▶ Selected text:
..........
One of the reasons is that we want to move to a more unified API for the Julia Images ecosystem and the ImageSegmentation package kinda still needs to be revamped and updated.

If it helps, the idea is to provide a unified API (e.g., segment) with various implementations wrapped by different structures. For example:

abstract type AbstractSegmentationAlgorithm end
struct ActiveContour <: ABstractSegmentationAlgorithm
    ...
end

alg = ActiveContour(args...)

segs = segment(img, alg)

This design has been adopted by quite a lot of new packages in JuliaImages, including ImageQualityIndexes, ImageBinarization, and ImageContrastAdjustment. And we find it quite clear to implement, explain, and use.

Another question is how do we store the result types and how do we display them. Currently it uses SegmentedImage to store everything you might need, and use segment_* function to display.

I kind of like the terminology of analyze(decomposite) and synthesize(composite) in dictionary learning or signal processing. And this triggers my redesign of SegmentedImage type in my early experiment on SLIC but to be honest I'm not very satisfied with that so it's still a WIP project. Mostly because I don't do segmentation research.

JKay0327 commented 2 years ago

Hello guys, I'm a student from OSPP and glad to find this issue . As a part of my project, I have already implemented the Chan-Vese Segmentation which is a model for active contours in Julia. I've put the demo in my repo: https://github.com/JKay0327/Chan-Vese. Here is a preview for my work: preview

However, as @johnnychen94 has said:

Another question is how do we store the result types and how do we display them. Currently it uses Segmented Image to store everything you might need, and use segment_* function to display.

I'm confused about the result type of the Chan-Vese Segmentation. Curent type SegmentedImage seems not suitable for these active contours algorithms whose results are binary images.

Redesign the ImageSegmentation package seems to be a good idea to solve the problem because maybe we can sperate image segmentation technique using active contours and other algorithms into two parts. But, since I'm not familiar with segmentation tasks, I don't know how much work I can do. However, if there is some suggestions for me, I'll try my best to take a try.
..........
▶ Requirement A: Name the packages that the image segmentation thread says have already adopted the proposed design.
▶ Requirement B: In the image segmentation thread, quote the passage from "One of the reasons" up to and including "alg = ActiveContour(args...)".

▶ Available data:
..........
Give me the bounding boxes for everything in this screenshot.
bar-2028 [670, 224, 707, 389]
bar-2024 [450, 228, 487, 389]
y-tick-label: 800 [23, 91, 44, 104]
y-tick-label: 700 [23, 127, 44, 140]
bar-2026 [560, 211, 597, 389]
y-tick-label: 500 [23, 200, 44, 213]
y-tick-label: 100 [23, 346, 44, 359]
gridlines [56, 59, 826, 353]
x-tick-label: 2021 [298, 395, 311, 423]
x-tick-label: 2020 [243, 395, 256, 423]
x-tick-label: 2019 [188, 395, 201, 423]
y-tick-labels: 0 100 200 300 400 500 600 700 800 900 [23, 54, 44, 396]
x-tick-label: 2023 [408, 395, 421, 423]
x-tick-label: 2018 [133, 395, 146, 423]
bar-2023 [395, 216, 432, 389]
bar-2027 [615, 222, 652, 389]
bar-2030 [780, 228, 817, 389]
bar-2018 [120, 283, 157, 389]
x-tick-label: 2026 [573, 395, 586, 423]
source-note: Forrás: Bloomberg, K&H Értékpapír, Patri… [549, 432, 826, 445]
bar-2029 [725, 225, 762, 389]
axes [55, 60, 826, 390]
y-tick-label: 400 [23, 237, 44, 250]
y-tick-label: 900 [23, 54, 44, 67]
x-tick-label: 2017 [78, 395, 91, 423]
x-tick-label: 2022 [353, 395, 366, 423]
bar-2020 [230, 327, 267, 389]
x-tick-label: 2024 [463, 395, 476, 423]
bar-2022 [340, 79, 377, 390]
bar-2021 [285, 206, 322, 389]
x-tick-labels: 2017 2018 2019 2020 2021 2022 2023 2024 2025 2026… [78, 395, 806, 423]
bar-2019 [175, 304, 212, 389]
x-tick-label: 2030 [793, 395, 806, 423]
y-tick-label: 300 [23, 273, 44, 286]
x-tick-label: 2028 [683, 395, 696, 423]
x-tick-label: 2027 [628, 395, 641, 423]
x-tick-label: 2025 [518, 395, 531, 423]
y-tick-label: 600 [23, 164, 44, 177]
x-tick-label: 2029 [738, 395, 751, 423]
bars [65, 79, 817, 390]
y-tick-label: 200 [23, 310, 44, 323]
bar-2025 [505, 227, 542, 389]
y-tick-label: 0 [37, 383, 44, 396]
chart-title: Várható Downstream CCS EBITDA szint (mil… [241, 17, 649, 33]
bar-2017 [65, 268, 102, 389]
..........
▶ Answer space A: ImageQualityIndexes, ImageBinarization, and ImageContrastAdjustment

▶ Answer space B:
One of the reasons is that we want to move to a more unified API for the Julia Images ecosystem and the ImageSegmentation package kinda still needs to be revamped and updated.

If it helps, the idea is to provide a unified API (e.g., segment) with various implementations wrapped by different structures. For example:

abstract type AbstractSegmentationAlgorithm end
struct ActiveContour <: ABstractSegmentationAlgorithm
    ...
end

alg = ActiveContour(args...)